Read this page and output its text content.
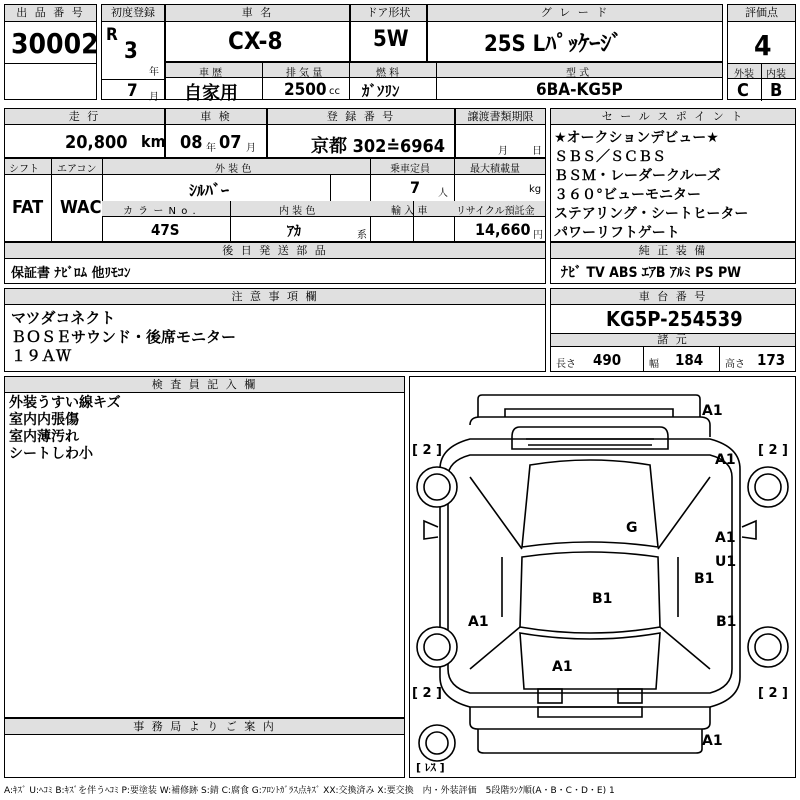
出 品 番 号
30002
初度登録
R
3
年
7 月
車 名
CX-8
ドア形状
5W
グ レ ー ド
25S Lﾊﾟｯｹｰｼﾞ
評価点
4
外装 内装
C B
車 歴	排 気 量	燃 料	型 式
自家用	2500 cc ｶﾞｿﾘﾝ	6BA-KG5P
走 行
20,800 km
車 検
08 年 07 月
登 録 番 号
京都 302≐6964
譲渡書類期限
月 日
シフト エアコン	外 装 色	乗車定員	最大積載量
FAT WAC
ｼﾙﾊﾞｰ	7 人	kg
カ ラ ー N o .	内 装 色	輸 入 車	リサイクル預託金
47S	ｱｶ	系	14,660 円
後 日 発 送 部 品
保証書 ﾅﾋﾞﾛﾑ 他ﾘﾓｺﾝ
セ ー ル ス ポ イ ン ト
★オークションデビュー★
ＳＢＳ／ＳＣＢＳ
ＢＳＭ・レーダークルーズ
３６０°ビューモニター
ステアリング・シートヒーター
パワーリフトゲート
純 正 装 備
ﾅﾋﾞ TV ABS ｴｱB ｱﾙﾐ PS PW
注 意 事 項 欄
マツダコネクト
ＢＯＳＥサウンド・後席モニター
１９ＡＷ
車 台 番 号
KG5P-254539
諸 元
長さ 490	幅 184 高さ 173
検 査 員 記 入 欄
外装うすい線キズ
室内内張傷
室内薄汚れ
シートしわ小
事 務 局 よ り ご 案 内
A1
A1
G
A1
U1
B1
B1
A1	B1
A1
A1
[ 2 ]	[ 2 ]
[ 2 ]	[ 2 ]
[ ﾚｽ ]
A:ｷｽﾞ U:ﾍｺﾐ B:ｷｽﾞを伴うﾍｺﾐ P:要塗装 W:補修跡 S:錆 C:腐食 G:ﾌﾛﾝﾄｶﾞﾗｽ点ｷｽﾞ XX:交換済み X:要交換　内・外装評価　5段階ﾗﾝｸ順(A・B・C・D・E) 1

**OBJECTIVE:** Print the complete listing exactly, apart from any pictures.

**SOLUTION TO THE EXERCISE:**
Read this page and output its text content.
出 品 番 号
30002
初度登録
R
3
年
7 月
車 名
CX-8
ドア形状
5W
グ レ ー ド
25S Lﾊﾟｯｹｰｼﾞ
評価点
4
外装 内装
C B
車 歴	排 気 量	燃 料	型 式
自家用	2500 cc ｶﾞｿﾘﾝ	6BA-KG5P
走 行
20,800 km
車 検
08 年 07 月
登 録 番 号
京都 302≐6964
譲渡書類期限
月 日
シフト エアコン	外 装 色	乗車定員	最大積載量
FAT WAC
ｼﾙﾊﾞｰ	7 人	kg
カ ラ ー N o .	内 装 色	輸 入 車	リサイクル預託金
47S	ｱｶ	系	14,660 円
後 日 発 送 部 品
保証書 ﾅﾋﾞﾛﾑ 他ﾘﾓｺﾝ
セ ー ル ス ポ イ ン ト
★オークションデビュー★
ＳＢＳ／ＳＣＢＳ
ＢＳＭ・レーダークルーズ
３６０°ビューモニター
ステアリング・シートヒーター
パワーリフトゲート
純 正 装 備
ﾅﾋﾞ TV ABS ｴｱB ｱﾙﾐ PS PW
注 意 事 項 欄
マツダコネクト
ＢＯＳＥサウンド・後席モニター
１９ＡＷ
車 台 番 号
KG5P-254539
諸 元
長さ 490	幅 184 高さ 173
検 査 員 記 入 欄
外装うすい線キズ
室内内張傷
室内薄汚れ
シートしわ小
事 務 局 よ り ご 案 内
A1
A1
G
A1
U1
B1
B1
A1	B1
A1
A1
[ 2 ]	[ 2 ]
[ 2 ]	[ 2 ]
[ ﾚｽ ]
A:ｷｽﾞ U:ﾍｺﾐ B:ｷｽﾞを伴うﾍｺﾐ P:要塗装 W:補修跡 S:錆 C:腐食 G:ﾌﾛﾝﾄｶﾞﾗｽ点ｷｽﾞ XX:交換済み X:要交換　内・外装評価　5段階ﾗﾝｸ順(A・B・C・D・E) 1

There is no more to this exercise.